● **Your assignment**
Below are records that should be duplicated exactly, with no image retained.

● **Data to use**

· · ·

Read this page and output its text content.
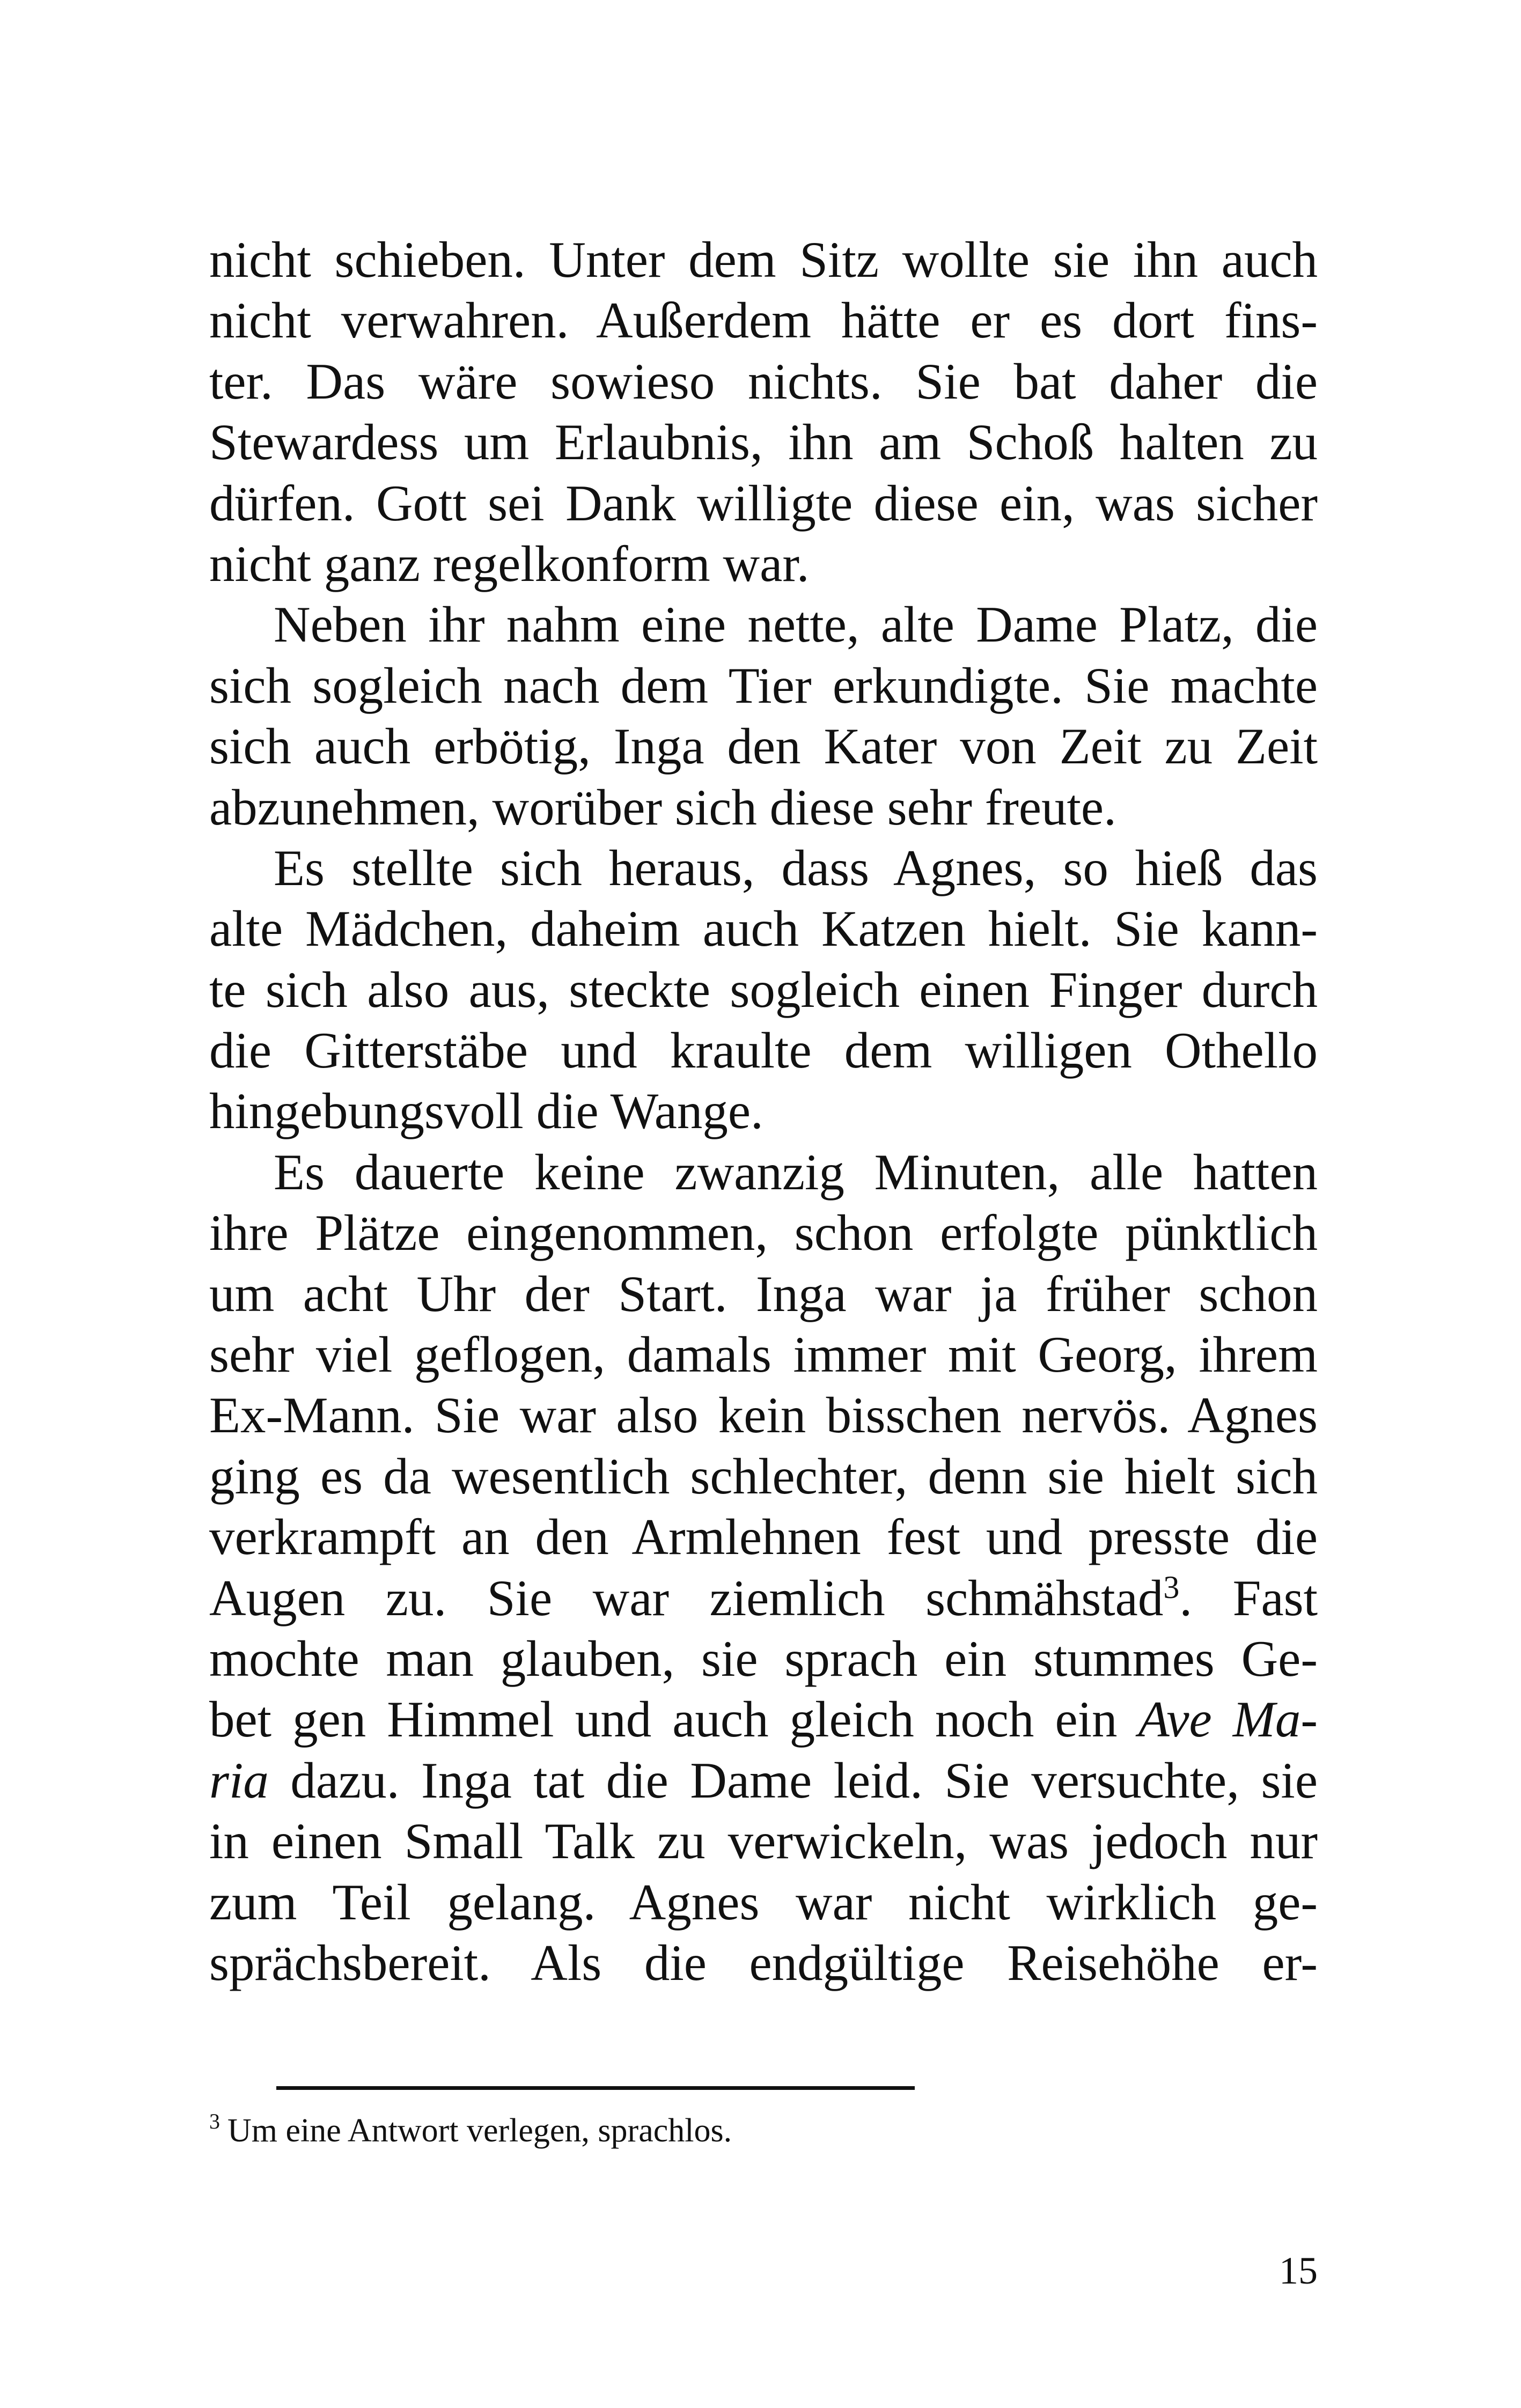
nicht schieben. Unter dem Sitz wollte sie ihn auch
nicht verwahren. Außerdem hätte er es dort fins-
ter. Das wäre sowieso nichts. Sie bat daher die
Stewardess um Erlaubnis, ihn am Schoß halten zu
dürfen. Gott sei Dank willigte diese ein, was sicher
nicht ganz regelkonform war.
Neben ihr nahm eine nette, alte Dame Platz, die
sich sogleich nach dem Tier erkundigte. Sie machte
sich auch erbötig, Inga den Kater von Zeit zu Zeit
abzunehmen, worüber sich diese sehr freute.
Es stellte sich heraus, dass Agnes, so hieß das
alte Mädchen, daheim auch Katzen hielt. Sie kann-
te sich also aus, steckte sogleich einen Finger durch
die Gitterstäbe und kraulte dem willigen Othello
hingebungsvoll die Wange.
Es dauerte keine zwanzig Minuten, alle hatten
ihre Plätze eingenommen, schon erfolgte pünktlich
um acht Uhr der Start. Inga war ja früher schon
sehr viel geflogen, damals immer mit Georg, ihrem
Ex-Mann. Sie war also kein bisschen nervös. Agnes
ging es da wesentlich schlechter, denn sie hielt sich
verkrampft an den Armlehnen fest und presste die
Augen zu. Sie war ziemlich schmähstad$^3$. Fast
mochte man glauben, sie sprach ein stummes Ge-
bet gen Himmel und auch gleich noch ein Ave Ma-
ria dazu. Inga tat die Dame leid. Sie versuchte, sie
in einen Small Talk zu verwickeln, was jedoch nur
zum Teil gelang. Agnes war nicht wirklich ge-
sprächsbereit. Als die endgültige Reisehöhe er-
$^3$ Um eine Antwort verlegen, sprachlos.
15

· · ·

● **Exercise result**
Read this page and output its text content.
nicht schieben. Unter dem Sitz wollte sie ihn auch
nicht verwahren. Außerdem hätte er es dort fins-
ter. Das wäre sowieso nichts. Sie bat daher die
Stewardess um Erlaubnis, ihn am Schoß halten zu
dürfen. Gott sei Dank willigte diese ein, was sicher
nicht ganz regelkonform war.
Neben ihr nahm eine nette, alte Dame Platz, die
sich sogleich nach dem Tier erkundigte. Sie machte
sich auch erbötig, Inga den Kater von Zeit zu Zeit
abzunehmen, worüber sich diese sehr freute.
Es stellte sich heraus, dass Agnes, so hieß das
alte Mädchen, daheim auch Katzen hielt. Sie kann-
te sich also aus, steckte sogleich einen Finger durch
die Gitterstäbe und kraulte dem willigen Othello
hingebungsvoll die Wange.
Es dauerte keine zwanzig Minuten, alle hatten
ihre Plätze eingenommen, schon erfolgte pünktlich
um acht Uhr der Start. Inga war ja früher schon
sehr viel geflogen, damals immer mit Georg, ihrem
Ex-Mann. Sie war also kein bisschen nervös. Agnes
ging es da wesentlich schlechter, denn sie hielt sich
verkrampft an den Armlehnen fest und presste die
Augen zu. Sie war ziemlich schmähstad$^3$. Fast
mochte man glauben, sie sprach ein stummes Ge-
bet gen Himmel und auch gleich noch ein Ave Ma-
ria dazu. Inga tat die Dame leid. Sie versuchte, sie
in einen Small Talk zu verwickeln, was jedoch nur
zum Teil gelang. Agnes war nicht wirklich ge-
sprächsbereit. Als die endgültige Reisehöhe er-
$^3$ Um eine Antwort verlegen, sprachlos.
15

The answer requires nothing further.